--- Start of DATA PROVIDED ---
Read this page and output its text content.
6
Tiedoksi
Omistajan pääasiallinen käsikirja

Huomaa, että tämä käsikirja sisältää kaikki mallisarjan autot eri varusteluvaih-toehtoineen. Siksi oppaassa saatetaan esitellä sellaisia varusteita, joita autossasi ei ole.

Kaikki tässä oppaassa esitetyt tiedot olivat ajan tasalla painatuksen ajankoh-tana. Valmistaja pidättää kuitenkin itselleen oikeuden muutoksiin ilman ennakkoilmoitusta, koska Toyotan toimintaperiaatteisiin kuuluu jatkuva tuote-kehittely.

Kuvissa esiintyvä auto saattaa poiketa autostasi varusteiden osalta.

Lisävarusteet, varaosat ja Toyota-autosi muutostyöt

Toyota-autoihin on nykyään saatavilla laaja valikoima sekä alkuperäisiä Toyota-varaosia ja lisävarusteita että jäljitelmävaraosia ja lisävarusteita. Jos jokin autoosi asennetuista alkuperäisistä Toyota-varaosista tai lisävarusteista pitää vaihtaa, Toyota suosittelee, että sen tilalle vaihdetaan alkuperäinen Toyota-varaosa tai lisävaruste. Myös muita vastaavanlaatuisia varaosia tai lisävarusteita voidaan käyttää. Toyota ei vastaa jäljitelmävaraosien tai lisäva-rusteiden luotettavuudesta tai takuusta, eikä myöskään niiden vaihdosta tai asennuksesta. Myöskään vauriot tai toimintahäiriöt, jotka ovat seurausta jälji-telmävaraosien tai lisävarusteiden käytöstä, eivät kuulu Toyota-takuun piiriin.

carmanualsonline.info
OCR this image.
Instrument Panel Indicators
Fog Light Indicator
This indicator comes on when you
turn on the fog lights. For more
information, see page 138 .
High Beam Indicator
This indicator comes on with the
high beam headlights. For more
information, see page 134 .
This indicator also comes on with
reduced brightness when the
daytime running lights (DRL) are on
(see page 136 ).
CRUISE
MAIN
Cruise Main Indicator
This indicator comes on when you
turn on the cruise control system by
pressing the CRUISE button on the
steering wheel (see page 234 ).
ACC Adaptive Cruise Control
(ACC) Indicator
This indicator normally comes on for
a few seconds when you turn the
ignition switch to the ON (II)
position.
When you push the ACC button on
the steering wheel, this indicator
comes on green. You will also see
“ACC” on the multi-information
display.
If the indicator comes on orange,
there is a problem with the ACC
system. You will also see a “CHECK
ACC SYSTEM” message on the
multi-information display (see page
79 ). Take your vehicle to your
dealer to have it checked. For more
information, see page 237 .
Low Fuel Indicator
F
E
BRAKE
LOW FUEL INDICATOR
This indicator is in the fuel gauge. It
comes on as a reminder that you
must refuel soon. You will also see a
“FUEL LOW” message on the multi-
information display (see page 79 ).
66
--- End of DATA PROVIDED ---
--- Start of DATA PROVIDED ---
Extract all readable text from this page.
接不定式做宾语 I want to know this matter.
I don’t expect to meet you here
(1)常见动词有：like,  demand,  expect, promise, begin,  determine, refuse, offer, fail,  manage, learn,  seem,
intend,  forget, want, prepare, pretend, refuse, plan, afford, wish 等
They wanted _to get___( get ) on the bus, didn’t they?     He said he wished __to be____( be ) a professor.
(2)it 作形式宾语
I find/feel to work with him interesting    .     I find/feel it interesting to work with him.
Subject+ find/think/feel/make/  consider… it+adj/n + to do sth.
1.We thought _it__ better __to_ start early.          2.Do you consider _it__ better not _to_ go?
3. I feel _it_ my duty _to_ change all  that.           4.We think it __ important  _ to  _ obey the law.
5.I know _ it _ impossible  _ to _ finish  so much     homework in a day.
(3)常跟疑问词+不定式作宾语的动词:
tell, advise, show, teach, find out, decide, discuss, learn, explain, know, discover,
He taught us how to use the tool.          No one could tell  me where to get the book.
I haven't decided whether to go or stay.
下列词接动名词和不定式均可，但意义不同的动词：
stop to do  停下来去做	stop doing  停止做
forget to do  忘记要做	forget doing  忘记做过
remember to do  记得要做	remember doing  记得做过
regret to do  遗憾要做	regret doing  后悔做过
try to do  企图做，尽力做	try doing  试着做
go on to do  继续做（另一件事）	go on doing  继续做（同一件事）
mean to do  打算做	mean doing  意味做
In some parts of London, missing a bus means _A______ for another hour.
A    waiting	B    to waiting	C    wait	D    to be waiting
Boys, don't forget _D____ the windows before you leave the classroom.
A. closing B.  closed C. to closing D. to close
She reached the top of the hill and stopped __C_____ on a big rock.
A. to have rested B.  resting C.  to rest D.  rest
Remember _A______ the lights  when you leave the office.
--- End of DATA PROVIDED ---
--- Start of DATA PROVIDED ---
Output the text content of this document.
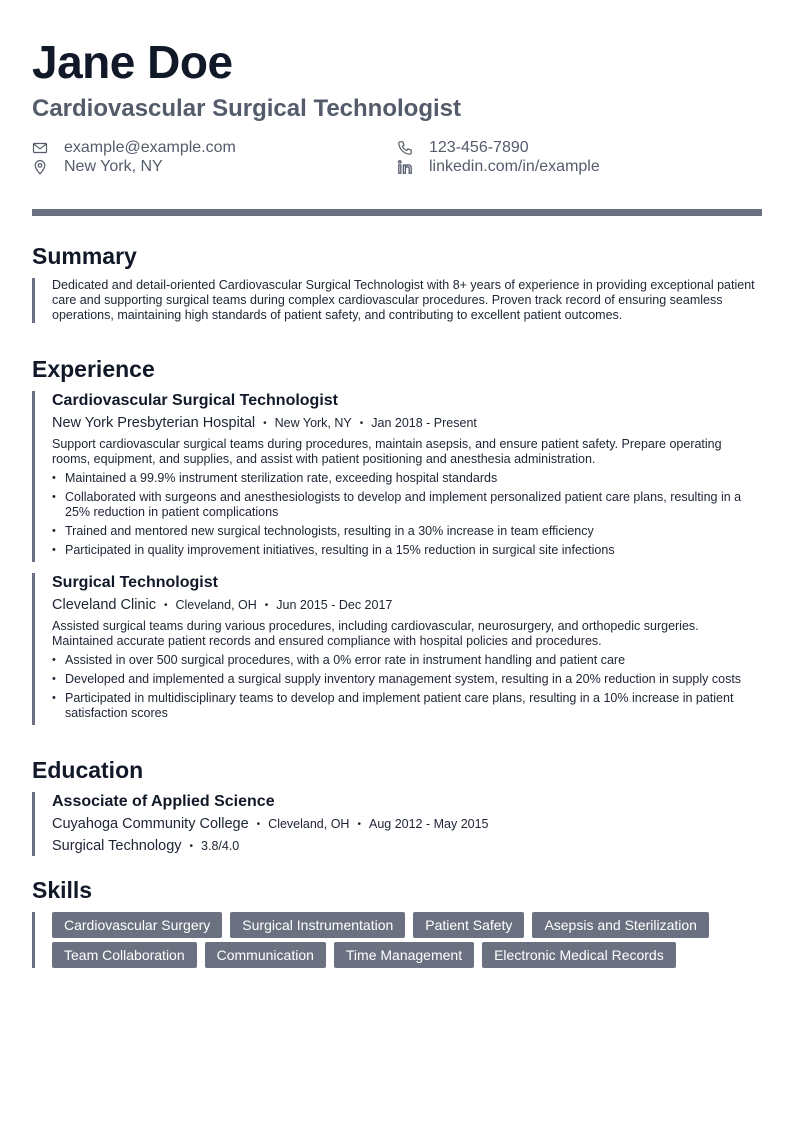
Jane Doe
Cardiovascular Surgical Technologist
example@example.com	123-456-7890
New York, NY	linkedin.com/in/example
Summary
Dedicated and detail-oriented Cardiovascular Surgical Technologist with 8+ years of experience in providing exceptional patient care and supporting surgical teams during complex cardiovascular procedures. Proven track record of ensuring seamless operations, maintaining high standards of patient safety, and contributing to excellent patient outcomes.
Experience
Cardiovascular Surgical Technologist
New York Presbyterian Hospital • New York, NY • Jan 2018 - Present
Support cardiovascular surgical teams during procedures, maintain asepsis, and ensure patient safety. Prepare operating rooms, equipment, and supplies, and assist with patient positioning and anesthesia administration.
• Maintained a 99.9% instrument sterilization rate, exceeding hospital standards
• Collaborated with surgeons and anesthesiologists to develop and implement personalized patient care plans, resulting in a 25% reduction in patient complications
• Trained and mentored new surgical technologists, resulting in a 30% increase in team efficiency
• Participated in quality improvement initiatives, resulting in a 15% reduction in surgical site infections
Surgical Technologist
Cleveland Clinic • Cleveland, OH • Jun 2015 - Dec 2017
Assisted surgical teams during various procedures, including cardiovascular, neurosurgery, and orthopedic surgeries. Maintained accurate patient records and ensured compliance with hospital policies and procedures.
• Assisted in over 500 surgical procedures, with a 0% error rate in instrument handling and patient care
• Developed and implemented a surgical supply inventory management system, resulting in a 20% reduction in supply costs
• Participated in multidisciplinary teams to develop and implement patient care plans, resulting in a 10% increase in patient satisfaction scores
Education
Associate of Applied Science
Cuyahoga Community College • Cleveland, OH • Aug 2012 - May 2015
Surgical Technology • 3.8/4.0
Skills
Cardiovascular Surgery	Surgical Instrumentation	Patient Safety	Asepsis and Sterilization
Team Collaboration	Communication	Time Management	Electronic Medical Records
--- End of DATA PROVIDED ---
- BRIEF: Copy all the lines above that hold the string "doing".

- FINAL ANSWER:
stop to do  停下来去做	stop doing  停止做
forget to do  忘记要做	forget doing  忘记做过
remember to do  记得要做	remember doing  记得做过
regret to do  遗憾要做	regret doing  后悔做过
try to do  企图做，尽力做	try doing  试着做
go on to do  继续做（另一件事）	go on doing  继续做（同一件事）
mean to do  打算做	mean doing  意味做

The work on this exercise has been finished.